◆ Stated task
Find the lines below that contain the word "author" and count them. Only the number should be given.

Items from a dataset

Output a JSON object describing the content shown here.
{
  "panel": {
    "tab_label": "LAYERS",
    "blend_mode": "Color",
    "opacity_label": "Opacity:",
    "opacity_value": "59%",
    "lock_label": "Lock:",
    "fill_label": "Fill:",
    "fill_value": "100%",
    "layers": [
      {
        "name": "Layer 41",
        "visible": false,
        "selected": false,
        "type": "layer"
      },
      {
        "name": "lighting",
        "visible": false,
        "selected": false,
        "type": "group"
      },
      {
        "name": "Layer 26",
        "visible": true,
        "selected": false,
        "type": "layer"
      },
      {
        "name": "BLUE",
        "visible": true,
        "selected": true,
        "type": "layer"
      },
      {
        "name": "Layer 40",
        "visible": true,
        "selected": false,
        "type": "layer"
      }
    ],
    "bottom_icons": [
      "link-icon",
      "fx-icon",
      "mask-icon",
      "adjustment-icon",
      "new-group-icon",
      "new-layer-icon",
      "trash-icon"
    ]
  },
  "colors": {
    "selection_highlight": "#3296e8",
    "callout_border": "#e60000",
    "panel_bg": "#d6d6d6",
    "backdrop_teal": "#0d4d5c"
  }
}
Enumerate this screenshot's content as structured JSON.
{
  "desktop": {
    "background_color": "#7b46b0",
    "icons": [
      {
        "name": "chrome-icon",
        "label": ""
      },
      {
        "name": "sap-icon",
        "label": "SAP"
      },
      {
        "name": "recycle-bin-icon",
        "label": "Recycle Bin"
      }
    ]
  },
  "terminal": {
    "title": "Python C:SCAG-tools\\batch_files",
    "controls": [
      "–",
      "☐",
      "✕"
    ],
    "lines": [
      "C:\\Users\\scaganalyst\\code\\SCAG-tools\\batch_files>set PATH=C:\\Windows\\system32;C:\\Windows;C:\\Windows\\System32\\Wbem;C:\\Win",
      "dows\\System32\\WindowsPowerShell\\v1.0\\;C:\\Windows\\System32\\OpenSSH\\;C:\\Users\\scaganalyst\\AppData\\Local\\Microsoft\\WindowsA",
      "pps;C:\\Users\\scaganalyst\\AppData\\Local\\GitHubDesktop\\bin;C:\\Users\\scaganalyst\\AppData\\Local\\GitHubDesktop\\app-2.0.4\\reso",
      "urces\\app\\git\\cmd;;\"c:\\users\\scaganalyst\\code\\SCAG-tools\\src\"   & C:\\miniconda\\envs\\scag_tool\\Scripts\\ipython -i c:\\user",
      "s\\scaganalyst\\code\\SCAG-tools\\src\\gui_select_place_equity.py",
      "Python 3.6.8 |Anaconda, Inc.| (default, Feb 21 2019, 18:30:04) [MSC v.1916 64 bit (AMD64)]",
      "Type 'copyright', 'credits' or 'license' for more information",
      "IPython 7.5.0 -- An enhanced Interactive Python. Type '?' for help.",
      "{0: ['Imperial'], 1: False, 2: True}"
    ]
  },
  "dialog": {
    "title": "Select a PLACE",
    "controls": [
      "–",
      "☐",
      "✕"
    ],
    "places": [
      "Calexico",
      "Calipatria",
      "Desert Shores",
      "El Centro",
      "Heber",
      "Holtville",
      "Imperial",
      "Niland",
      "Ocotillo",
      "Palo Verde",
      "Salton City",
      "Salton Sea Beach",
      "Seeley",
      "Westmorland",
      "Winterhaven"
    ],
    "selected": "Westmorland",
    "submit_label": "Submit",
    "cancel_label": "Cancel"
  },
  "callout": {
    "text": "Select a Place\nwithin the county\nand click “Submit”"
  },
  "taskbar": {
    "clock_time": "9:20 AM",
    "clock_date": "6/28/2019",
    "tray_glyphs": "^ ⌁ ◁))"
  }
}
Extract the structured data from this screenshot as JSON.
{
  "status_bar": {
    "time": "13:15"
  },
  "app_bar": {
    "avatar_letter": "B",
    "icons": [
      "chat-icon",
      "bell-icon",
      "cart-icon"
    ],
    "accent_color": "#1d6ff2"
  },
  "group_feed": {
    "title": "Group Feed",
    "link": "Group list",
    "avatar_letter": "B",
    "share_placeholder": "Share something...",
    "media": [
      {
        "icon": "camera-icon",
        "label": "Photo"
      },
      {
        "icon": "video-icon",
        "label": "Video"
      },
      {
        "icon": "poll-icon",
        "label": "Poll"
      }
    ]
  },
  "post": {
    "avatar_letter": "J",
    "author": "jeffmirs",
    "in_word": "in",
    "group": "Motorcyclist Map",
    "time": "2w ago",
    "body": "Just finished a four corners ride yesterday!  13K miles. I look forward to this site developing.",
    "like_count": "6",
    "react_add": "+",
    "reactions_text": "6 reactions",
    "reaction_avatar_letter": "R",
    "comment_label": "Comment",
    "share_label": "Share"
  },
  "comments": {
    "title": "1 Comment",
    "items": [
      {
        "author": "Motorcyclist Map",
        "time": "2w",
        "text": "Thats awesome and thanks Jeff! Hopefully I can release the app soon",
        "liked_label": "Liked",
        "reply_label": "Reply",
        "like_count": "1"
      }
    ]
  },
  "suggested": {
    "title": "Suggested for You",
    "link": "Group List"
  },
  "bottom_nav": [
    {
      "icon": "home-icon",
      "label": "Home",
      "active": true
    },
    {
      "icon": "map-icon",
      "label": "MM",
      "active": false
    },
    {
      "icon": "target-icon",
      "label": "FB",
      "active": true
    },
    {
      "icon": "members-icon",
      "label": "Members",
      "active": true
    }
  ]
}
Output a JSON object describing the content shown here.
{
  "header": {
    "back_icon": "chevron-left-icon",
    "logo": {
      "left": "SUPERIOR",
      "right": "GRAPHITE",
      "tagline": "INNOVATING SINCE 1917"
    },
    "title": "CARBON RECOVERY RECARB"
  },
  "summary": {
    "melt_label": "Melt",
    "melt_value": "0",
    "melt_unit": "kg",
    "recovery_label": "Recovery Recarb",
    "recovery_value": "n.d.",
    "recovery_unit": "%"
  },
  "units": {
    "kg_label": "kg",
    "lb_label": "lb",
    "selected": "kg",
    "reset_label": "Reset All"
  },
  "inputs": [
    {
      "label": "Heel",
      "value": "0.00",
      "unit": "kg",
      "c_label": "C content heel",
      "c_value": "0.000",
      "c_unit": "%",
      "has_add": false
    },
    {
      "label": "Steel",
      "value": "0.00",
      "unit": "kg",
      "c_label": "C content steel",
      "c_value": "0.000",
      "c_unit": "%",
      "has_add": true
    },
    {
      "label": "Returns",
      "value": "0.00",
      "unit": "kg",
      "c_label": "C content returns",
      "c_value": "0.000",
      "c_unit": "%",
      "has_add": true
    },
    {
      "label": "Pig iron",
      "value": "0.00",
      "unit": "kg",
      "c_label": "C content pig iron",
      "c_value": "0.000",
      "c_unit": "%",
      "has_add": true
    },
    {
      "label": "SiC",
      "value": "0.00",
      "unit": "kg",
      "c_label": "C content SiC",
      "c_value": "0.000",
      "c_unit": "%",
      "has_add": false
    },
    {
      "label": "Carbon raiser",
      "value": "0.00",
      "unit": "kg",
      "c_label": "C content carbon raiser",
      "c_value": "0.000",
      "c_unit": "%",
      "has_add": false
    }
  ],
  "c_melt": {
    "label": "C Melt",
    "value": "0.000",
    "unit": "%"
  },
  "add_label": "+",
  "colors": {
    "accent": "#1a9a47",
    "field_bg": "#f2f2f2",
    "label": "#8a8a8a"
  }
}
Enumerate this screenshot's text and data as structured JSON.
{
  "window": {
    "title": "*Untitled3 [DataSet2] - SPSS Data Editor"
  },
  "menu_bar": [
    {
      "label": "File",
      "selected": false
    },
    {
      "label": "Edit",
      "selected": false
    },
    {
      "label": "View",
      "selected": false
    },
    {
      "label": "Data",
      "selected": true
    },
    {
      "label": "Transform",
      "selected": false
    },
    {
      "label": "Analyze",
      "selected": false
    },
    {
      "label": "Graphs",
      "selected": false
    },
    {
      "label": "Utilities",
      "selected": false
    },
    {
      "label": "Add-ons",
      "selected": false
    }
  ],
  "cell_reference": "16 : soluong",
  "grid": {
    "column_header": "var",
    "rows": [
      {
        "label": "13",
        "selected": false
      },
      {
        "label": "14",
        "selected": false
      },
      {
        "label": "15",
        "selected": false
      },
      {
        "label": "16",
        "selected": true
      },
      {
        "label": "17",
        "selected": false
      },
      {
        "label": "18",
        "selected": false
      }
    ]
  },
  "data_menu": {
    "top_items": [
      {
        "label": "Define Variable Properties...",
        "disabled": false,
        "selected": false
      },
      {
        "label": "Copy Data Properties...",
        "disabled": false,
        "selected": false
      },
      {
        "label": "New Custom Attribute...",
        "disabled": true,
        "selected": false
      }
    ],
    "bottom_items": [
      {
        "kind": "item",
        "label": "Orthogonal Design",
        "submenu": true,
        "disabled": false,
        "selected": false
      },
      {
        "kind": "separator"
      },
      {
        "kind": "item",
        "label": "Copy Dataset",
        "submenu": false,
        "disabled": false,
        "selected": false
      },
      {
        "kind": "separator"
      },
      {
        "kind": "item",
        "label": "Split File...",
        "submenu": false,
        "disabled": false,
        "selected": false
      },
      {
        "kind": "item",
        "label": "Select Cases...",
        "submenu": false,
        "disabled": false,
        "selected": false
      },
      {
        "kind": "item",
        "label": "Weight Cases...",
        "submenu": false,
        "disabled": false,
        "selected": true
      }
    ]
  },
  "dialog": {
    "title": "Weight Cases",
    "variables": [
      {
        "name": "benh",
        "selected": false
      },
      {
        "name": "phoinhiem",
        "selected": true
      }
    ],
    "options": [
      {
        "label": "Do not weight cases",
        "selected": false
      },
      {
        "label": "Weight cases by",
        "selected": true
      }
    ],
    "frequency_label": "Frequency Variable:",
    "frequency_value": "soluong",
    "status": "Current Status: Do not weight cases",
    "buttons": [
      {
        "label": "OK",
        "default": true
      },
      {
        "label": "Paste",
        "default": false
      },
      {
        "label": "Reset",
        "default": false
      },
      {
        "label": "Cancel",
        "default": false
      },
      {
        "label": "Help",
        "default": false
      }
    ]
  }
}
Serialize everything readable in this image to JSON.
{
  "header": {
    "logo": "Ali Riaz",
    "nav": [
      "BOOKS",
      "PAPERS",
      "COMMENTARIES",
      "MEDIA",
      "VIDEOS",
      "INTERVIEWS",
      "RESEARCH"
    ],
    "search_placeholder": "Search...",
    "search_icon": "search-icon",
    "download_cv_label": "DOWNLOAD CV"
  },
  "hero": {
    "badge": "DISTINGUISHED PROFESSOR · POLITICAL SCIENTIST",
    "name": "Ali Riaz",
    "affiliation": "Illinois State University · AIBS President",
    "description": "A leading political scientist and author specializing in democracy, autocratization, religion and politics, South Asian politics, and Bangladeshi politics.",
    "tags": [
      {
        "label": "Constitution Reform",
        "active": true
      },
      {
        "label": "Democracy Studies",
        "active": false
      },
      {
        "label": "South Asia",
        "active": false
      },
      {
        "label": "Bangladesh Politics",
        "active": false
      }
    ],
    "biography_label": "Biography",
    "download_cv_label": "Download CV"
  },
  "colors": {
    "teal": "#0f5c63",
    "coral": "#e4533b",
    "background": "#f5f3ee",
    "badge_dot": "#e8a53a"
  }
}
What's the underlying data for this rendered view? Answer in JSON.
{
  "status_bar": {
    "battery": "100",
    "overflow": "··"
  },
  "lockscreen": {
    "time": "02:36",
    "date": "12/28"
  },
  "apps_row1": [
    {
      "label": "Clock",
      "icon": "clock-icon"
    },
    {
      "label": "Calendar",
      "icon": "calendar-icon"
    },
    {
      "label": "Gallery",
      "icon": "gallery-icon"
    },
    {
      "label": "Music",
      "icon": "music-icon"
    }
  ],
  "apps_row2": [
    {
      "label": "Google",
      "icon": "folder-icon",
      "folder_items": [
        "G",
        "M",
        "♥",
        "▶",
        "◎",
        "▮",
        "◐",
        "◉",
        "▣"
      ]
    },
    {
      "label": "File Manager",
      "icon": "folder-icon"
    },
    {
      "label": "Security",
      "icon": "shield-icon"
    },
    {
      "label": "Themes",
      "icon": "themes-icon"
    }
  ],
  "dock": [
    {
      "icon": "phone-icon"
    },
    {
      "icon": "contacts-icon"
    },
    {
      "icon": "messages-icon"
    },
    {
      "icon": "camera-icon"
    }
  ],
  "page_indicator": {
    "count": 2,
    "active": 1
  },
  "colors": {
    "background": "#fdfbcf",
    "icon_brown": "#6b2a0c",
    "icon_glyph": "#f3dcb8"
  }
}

◆ Exercise result
3